<<<<

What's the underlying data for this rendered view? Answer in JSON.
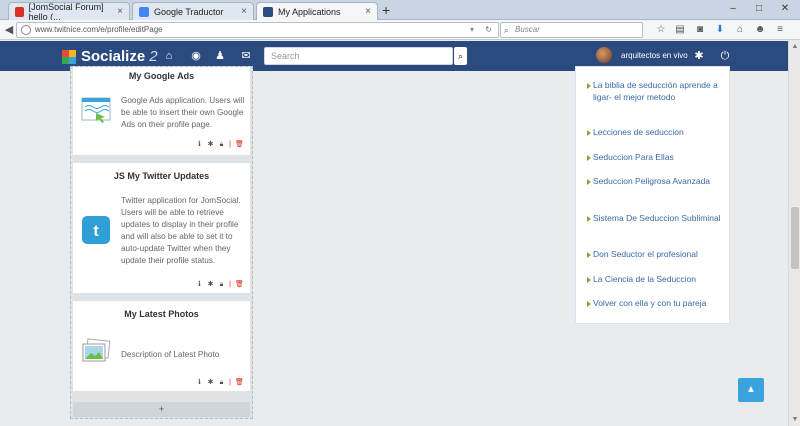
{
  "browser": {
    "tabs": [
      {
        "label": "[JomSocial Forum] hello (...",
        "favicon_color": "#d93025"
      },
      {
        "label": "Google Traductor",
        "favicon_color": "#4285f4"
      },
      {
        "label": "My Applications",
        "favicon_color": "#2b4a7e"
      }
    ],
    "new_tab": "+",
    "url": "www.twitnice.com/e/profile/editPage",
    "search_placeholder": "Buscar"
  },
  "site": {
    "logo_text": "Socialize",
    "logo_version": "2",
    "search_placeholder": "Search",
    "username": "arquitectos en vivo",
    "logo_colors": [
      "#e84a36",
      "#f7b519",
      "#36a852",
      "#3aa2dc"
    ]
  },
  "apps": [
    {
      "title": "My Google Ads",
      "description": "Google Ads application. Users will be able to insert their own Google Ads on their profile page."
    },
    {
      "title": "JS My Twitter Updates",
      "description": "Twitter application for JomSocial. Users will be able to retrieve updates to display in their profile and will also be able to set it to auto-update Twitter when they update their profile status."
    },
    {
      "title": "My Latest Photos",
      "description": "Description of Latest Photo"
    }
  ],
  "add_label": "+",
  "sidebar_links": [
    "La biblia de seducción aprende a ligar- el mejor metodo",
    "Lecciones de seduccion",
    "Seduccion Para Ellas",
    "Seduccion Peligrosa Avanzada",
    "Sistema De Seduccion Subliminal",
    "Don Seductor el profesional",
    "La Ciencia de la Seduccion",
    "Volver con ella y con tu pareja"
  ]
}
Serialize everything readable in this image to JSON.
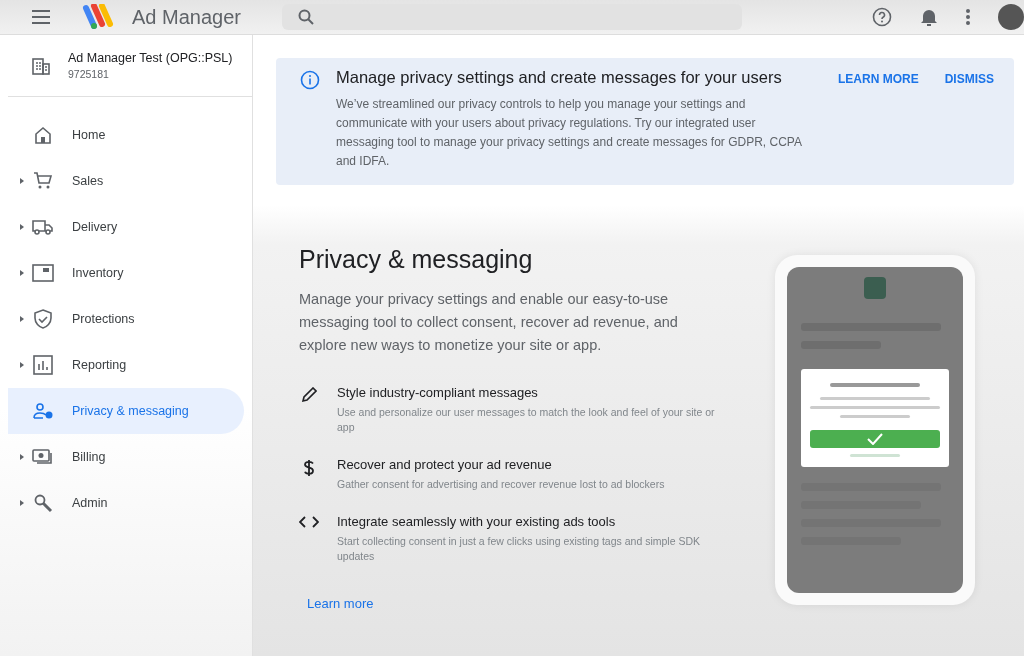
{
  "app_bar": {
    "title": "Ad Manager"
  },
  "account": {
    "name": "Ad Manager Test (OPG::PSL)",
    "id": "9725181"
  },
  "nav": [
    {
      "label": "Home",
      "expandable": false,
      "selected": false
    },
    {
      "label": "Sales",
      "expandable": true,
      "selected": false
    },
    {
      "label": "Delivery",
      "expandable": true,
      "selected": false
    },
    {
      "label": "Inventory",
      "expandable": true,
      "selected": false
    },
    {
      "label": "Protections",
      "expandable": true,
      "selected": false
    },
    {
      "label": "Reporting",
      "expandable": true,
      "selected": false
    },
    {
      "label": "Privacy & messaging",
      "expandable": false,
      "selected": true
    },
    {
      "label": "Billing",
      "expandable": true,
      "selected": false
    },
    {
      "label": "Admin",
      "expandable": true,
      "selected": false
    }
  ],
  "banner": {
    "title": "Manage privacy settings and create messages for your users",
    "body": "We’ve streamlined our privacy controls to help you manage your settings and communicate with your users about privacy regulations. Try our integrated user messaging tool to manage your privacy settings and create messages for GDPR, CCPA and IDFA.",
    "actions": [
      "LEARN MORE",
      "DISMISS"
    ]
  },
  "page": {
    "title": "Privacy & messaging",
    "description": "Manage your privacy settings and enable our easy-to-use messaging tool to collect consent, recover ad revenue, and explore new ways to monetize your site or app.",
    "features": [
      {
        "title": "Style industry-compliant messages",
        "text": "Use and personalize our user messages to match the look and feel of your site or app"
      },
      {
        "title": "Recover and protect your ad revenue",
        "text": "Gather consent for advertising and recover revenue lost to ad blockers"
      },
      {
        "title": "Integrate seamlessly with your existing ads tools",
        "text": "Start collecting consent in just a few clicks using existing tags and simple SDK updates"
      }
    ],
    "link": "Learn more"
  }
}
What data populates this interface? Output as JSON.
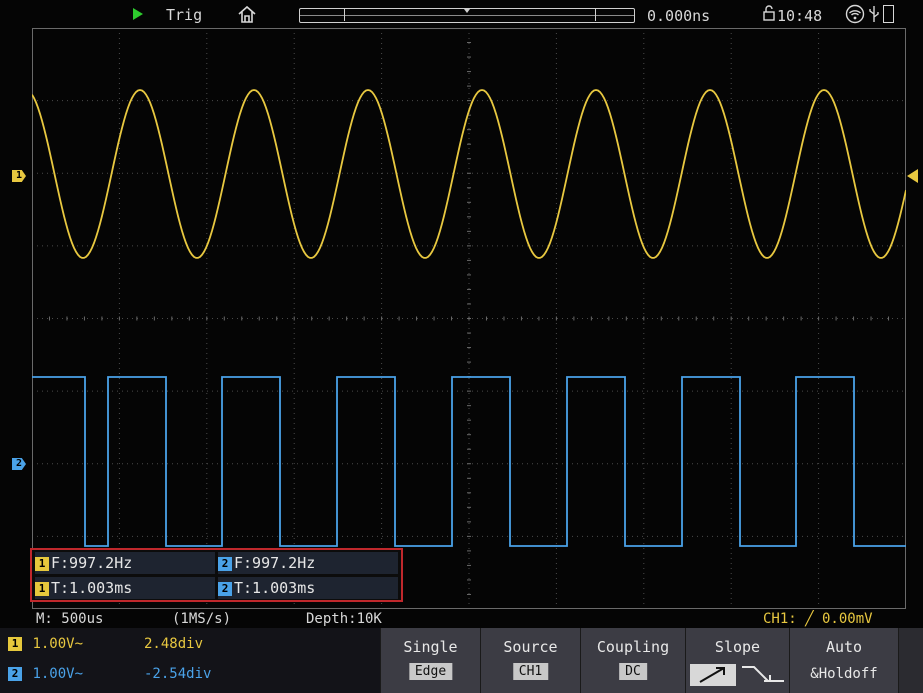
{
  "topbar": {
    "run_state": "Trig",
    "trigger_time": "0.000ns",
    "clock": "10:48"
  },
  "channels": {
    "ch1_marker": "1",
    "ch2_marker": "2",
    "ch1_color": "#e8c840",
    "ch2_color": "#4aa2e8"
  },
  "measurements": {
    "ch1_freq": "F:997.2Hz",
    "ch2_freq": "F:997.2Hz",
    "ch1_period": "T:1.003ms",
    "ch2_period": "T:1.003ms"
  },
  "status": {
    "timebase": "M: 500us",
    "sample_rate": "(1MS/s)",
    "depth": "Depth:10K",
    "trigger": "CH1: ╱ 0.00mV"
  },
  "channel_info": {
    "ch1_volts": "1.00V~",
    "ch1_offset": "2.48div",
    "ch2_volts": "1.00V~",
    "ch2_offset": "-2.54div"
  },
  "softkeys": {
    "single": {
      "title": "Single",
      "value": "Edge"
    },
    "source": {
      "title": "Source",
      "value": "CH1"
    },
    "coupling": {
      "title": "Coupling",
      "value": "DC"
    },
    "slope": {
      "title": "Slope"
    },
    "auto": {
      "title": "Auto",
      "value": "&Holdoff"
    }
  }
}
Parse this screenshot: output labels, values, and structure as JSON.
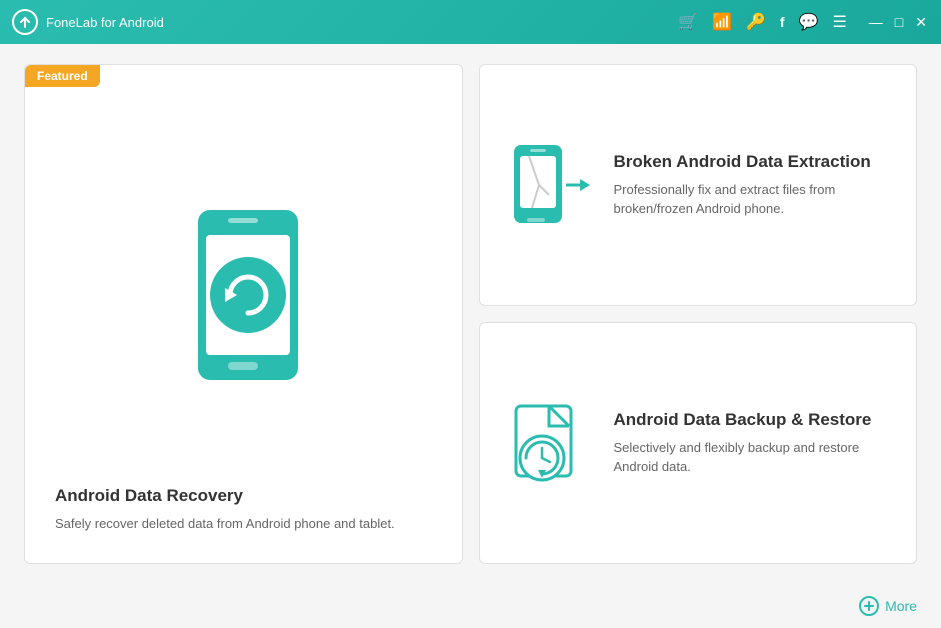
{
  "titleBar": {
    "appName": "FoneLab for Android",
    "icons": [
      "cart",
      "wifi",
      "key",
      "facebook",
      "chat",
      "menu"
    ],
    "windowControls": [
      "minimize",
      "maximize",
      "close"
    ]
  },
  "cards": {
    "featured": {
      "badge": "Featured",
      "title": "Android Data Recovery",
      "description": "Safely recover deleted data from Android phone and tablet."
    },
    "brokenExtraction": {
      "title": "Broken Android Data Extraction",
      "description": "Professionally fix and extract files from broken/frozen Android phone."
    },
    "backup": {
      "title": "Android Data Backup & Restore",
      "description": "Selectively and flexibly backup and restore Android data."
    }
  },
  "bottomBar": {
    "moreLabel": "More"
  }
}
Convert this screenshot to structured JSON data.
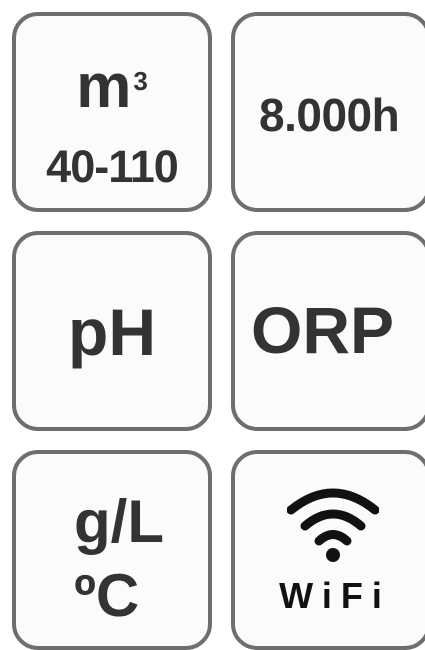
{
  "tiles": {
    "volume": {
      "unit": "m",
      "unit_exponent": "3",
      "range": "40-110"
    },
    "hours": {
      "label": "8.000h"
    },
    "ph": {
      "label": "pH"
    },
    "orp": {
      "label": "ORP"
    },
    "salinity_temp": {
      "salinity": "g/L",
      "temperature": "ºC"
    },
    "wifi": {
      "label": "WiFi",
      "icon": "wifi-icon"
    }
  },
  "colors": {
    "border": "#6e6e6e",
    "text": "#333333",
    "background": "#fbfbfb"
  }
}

>>>>

* _TASK REQUIREMENTS_
Ignore the images and quote every line of the listing exactly.

* _ANSWER IN FULL_
What's the underlying data for this rendered view? Answer in JSON.
{
  "browser": {
    "tabs": [
      {
        "label": "[JomSocial Forum] hello (...",
        "favicon_color": "#d93025"
      },
      {
        "label": "Google Traductor",
        "favicon_color": "#4285f4"
      },
      {
        "label": "My Applications",
        "favicon_color": "#2b4a7e"
      }
    ],
    "new_tab": "+",
    "url": "www.twitnice.com/e/profile/editPage",
    "search_placeholder": "Buscar"
  },
  "site": {
    "logo_text": "Socialize",
    "logo_version": "2",
    "search_placeholder": "Search",
    "username": "arquitectos en vivo",
    "logo_colors": [
      "#e84a36",
      "#f7b519",
      "#36a852",
      "#3aa2dc"
    ]
  },
  "apps": [
    {
      "title": "My Google Ads",
      "description": "Google Ads application. Users will be able to insert their own Google Ads on their profile page."
    },
    {
      "title": "JS My Twitter Updates",
      "description": "Twitter application for JomSocial. Users will be able to retrieve updates to display in their profile and will also be able to set it to auto-update Twitter when they update their profile status."
    },
    {
      "title": "My Latest Photos",
      "description": "Description of Latest Photo"
    }
  ],
  "add_label": "+",
  "sidebar_links": [
    "La biblia de seducción aprende a ligar- el mejor metodo",
    "Lecciones de seduccion",
    "Seduccion Para Ellas",
    "Seduccion Peligrosa Avanzada",
    "Sistema De Seduccion Subliminal",
    "Don Seductor el profesional",
    "La Ciencia de la Seduccion",
    "Volver con ella y con tu pareja"
  ]
}
Serialize everything readable in this image to JSON.
{
  "app_bar": {
    "title": "Ad Manager"
  },
  "account": {
    "name": "Ad Manager Test (OPG::PSL)",
    "id": "9725181"
  },
  "nav": [
    {
      "label": "Home",
      "expandable": false,
      "selected": false
    },
    {
      "label": "Sales",
      "expandable": true,
      "selected": false
    },
    {
      "label": "Delivery",
      "expandable": true,
      "selected": false
    },
    {
      "label": "Inventory",
      "expandable": true,
      "selected": false
    },
    {
      "label": "Protections",
      "expandable": true,
      "selected": false
    },
    {
      "label": "Reporting",
      "expandable": true,
      "selected": false
    },
    {
      "label": "Privacy & messaging",
      "expandable": false,
      "selected": true
    },
    {
      "label": "Billing",
      "expandable": true,
      "selected": false
    },
    {
      "label": "Admin",
      "expandable": true,
      "selected": false
    }
  ],
  "banner": {
    "title": "Manage privacy settings and create messages for your users",
    "body": "We’ve streamlined our privacy controls to help you manage your settings and communicate with your users about privacy regulations. Try our integrated user messaging tool to manage your privacy settings and create messages for GDPR, CCPA and IDFA.",
    "actions": [
      "LEARN MORE",
      "DISMISS"
    ]
  },
  "page": {
    "title": "Privacy & messaging",
    "description": "Manage your privacy settings and enable our easy-to-use messaging tool to collect consent, recover ad revenue, and explore new ways to monetize your site or app.",
    "features": [
      {
        "title": "Style industry-compliant messages",
        "text": "Use and personalize our user messages to match the look and feel of your site or app"
      },
      {
        "title": "Recover and protect your ad revenue",
        "text": "Gather consent for advertising and recover revenue lost to ad blockers"
      },
      {
        "title": "Integrate seamlessly with your existing ads tools",
        "text": "Start collecting consent in just a few clicks using existing tags and simple SDK updates"
      }
    ],
    "link": "Learn more"
  }
}
What data populates this interface? Output as JSON.
{
  "topbar": {
    "run_state": "Trig",
    "trigger_time": "0.000ns",
    "clock": "10:48"
  },
  "channels": {
    "ch1_marker": "1",
    "ch2_marker": "2",
    "ch1_color": "#e8c840",
    "ch2_color": "#4aa2e8"
  },
  "measurements": {
    "ch1_freq": "F:997.2Hz",
    "ch2_freq": "F:997.2Hz",
    "ch1_period": "T:1.003ms",
    "ch2_period": "T:1.003ms"
  },
  "status": {
    "timebase": "M: 500us",
    "sample_rate": "(1MS/s)",
    "depth": "Depth:10K",
    "trigger": "CH1: ╱ 0.00mV"
  },
  "channel_info": {
    "ch1_volts": "1.00V~",
    "ch1_offset": "2.48div",
    "ch2_volts": "1.00V~",
    "ch2_offset": "-2.54div"
  },
  "softkeys": {
    "single": {
      "title": "Single",
      "value": "Edge"
    },
    "source": {
      "title": "Source",
      "value": "CH1"
    },
    "coupling": {
      "title": "Coupling",
      "value": "DC"
    },
    "slope": {
      "title": "Slope"
    },
    "auto": {
      "title": "Auto",
      "value": "&Holdoff"
    }
  }
}
Parse this screenshot: output labels, values, and structure as JSON.
{
  "titleBar": {
    "appName": "FoneLab for Android",
    "icons": [
      "cart",
      "wifi",
      "key",
      "facebook",
      "chat",
      "menu"
    ],
    "windowControls": [
      "minimize",
      "maximize",
      "close"
    ]
  },
  "cards": {
    "featured": {
      "badge": "Featured",
      "title": "Android Data Recovery",
      "description": "Safely recover deleted data from Android phone and tablet."
    },
    "brokenExtraction": {
      "title": "Broken Android Data Extraction",
      "description": "Professionally fix and extract files from broken/frozen Android phone."
    },
    "backup": {
      "title": "Android Data Backup & Restore",
      "description": "Selectively and flexibly backup and restore Android data."
    }
  },
  "bottomBar": {
    "moreLabel": "More"
  }
}
Convert this screenshot to structured JSON data.
{
  "tiles": {
    "volume": {
      "unit": "m",
      "unit_exponent": "3",
      "range": "40-110"
    },
    "hours": {
      "label": "8.000h"
    },
    "ph": {
      "label": "pH"
    },
    "orp": {
      "label": "ORP"
    },
    "salinity_temp": {
      "salinity": "g/L",
      "temperature": "ºC"
    },
    "wifi": {
      "label": "WiFi",
      "icon": "wifi-icon"
    }
  },
  "colors": {
    "border": "#6e6e6e",
    "text": "#333333",
    "background": "#fbfbfb"
  }
}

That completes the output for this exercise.